Cool Retirement Home Announces “Vaccinated Only” Orgy

DETROIT LAKES — As the state continues toward vaccinating its most vulnerable, Up North Cabins Retirement Facility, located near that Zorbas on the Lake, has created a safe haven for seniors to live out their best lives with it’s “vaccinated only” orgy policy. 

The goal of the orgy policy, according to a misplaced Facebook comment to a grandchild that should have been a direct message, is to “uphold the values that all retirement communities swear by: providing a free-for-all sex playground where you can safely plow and get plowed to your heart’s content”.

Johansen Jameson, program manager for the facility and according to DirtySeniors.gov, a “total babe like someone out of Baywatch,” shared more about the inception of the policy.

“Let’s not be delusional here – we know what happens at these places. After raising kids, having a career and somehow not losing their 401k to some mid-life crisis, these individuals come here for one reason and one reason only – to become total sex deviants.”

The current residents are thrilled by the new developments. Astrid Menge, 75 and thriving, shared that she has been meeting all of her Apple Watch exercise goals with her involvement in the septuagenarion sex fests. “It has challenged me to stretch in ways I never knew I could and I have never felt as connected and bonded to a community as I do now”.

However, there are some residents who are frustrated by the exclusivity of this new policy.

Provided material.
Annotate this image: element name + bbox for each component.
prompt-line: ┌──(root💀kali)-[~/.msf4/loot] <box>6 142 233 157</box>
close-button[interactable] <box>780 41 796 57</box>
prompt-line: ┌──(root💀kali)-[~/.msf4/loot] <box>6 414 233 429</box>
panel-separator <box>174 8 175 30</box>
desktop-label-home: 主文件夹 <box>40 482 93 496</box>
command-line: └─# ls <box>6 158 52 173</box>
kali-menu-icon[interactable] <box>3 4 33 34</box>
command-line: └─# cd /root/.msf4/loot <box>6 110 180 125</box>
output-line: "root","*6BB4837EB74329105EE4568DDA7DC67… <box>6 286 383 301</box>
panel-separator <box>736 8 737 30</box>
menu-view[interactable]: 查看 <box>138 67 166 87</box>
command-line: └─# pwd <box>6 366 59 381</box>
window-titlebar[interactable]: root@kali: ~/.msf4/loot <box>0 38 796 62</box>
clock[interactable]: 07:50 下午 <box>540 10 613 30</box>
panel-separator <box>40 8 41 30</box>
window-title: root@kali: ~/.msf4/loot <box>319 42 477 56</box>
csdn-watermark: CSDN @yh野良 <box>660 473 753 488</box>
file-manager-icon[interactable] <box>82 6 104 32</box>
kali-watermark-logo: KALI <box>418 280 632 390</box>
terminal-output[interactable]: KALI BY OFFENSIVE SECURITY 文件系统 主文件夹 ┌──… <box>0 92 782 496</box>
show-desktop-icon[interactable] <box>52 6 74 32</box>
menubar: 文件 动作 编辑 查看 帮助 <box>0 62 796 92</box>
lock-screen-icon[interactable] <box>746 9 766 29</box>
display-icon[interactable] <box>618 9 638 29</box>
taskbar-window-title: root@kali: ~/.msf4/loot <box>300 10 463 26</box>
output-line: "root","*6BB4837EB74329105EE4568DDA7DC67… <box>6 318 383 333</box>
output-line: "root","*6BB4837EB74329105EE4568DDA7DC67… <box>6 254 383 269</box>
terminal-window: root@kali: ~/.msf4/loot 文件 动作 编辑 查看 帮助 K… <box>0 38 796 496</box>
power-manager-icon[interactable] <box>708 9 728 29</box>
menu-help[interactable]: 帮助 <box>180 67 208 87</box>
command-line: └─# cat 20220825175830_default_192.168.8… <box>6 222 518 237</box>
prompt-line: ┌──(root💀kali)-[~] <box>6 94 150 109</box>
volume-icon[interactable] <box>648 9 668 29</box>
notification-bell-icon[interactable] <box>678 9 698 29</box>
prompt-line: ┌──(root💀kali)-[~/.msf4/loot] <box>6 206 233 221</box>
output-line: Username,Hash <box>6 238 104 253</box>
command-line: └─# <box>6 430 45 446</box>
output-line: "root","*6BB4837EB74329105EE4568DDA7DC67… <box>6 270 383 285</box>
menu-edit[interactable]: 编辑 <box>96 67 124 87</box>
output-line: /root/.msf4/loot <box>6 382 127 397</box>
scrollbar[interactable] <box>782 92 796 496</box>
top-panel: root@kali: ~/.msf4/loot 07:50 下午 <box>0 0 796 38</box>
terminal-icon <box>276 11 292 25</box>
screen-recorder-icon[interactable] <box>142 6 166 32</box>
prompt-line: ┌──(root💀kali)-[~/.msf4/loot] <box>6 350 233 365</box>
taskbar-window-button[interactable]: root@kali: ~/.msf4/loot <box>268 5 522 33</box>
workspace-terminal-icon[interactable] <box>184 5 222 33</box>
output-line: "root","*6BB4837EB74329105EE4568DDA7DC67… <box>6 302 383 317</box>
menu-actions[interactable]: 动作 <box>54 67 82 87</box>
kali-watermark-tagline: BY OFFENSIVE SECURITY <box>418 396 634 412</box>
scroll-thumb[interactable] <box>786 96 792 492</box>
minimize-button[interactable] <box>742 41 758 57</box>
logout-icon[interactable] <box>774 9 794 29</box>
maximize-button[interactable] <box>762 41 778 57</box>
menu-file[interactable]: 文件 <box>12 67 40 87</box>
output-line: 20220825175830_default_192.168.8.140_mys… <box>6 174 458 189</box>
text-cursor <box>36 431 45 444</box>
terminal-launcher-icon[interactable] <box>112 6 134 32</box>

Your task. Pick up the retirement home satire from its last sentence and keep writing it. Nothing in the lines is needed for this.

Answer.
“This is bullshit. What about us still waiting for our vaccine appointments?” said Eunice, age 82. “How am I supposed to concentrate on the Tuesday crossword when I know Ethel is getting a train run on her in the Whips and Leather Room?”

Jameson shared that they are working on alternatives for those in the facility who have yet to be vaccinated.

“We’ve been scheming up contact-free sex activities, such as orthopedic gloryholes. One of the seniors suggested a circle jerk room that has designation jerking areas that are six feet apart and with clear shower curtains separating people so you can still get that communal sex energy but not worry about if what leaves your body might get on someone else. A lot of people like the idea.”

Off the heels of this pilot program’s success, the facility plans on implementing it to its sister community at Snow Birding Retirement Plaza and doing pop-up events at local churches and polling places.

“We want to come where the people are,” stated Jameson.